Work to do:
Output every entry exactly as written, but omit the pictures.
[start]
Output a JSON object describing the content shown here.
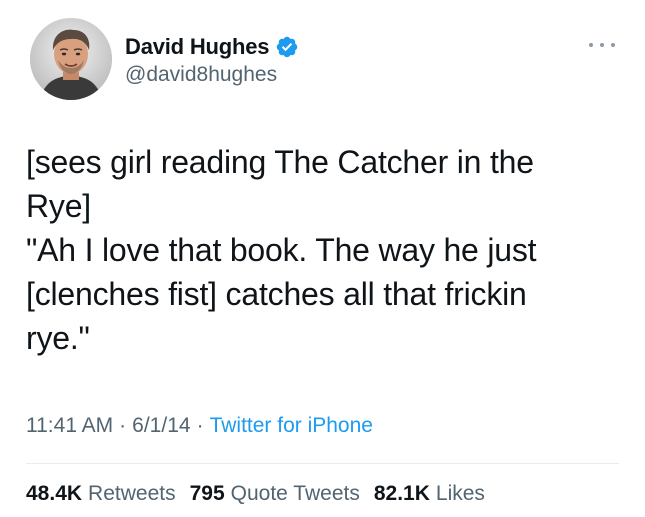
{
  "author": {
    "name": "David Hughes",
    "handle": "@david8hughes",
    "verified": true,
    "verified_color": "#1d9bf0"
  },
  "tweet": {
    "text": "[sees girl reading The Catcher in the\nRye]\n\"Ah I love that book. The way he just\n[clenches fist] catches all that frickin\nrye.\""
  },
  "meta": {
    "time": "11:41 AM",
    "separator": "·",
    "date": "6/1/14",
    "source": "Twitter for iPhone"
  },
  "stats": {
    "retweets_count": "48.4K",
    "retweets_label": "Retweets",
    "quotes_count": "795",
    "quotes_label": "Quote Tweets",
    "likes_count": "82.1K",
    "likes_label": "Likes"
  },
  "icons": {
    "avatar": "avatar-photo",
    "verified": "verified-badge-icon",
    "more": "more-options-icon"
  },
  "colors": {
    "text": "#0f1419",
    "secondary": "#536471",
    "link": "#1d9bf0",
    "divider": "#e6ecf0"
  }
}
[end]
Full solution:
Output a JSON object describing the content shown here.
{
  "author": {
    "name": "David Hughes",
    "handle": "@david8hughes",
    "verified": true,
    "verified_color": "#1d9bf0"
  },
  "tweet": {
    "text": "[sees girl reading The Catcher in the\nRye]\n\"Ah I love that book. The way he just\n[clenches fist] catches all that frickin\nrye.\""
  },
  "meta": {
    "time": "11:41 AM",
    "separator": "·",
    "date": "6/1/14",
    "source": "Twitter for iPhone"
  },
  "stats": {
    "retweets_count": "48.4K",
    "retweets_label": "Retweets",
    "quotes_count": "795",
    "quotes_label": "Quote Tweets",
    "likes_count": "82.1K",
    "likes_label": "Likes"
  },
  "icons": {
    "avatar": "avatar-photo",
    "verified": "verified-badge-icon",
    "more": "more-options-icon"
  },
  "colors": {
    "text": "#0f1419",
    "secondary": "#536471",
    "link": "#1d9bf0",
    "divider": "#e6ecf0"
  }
}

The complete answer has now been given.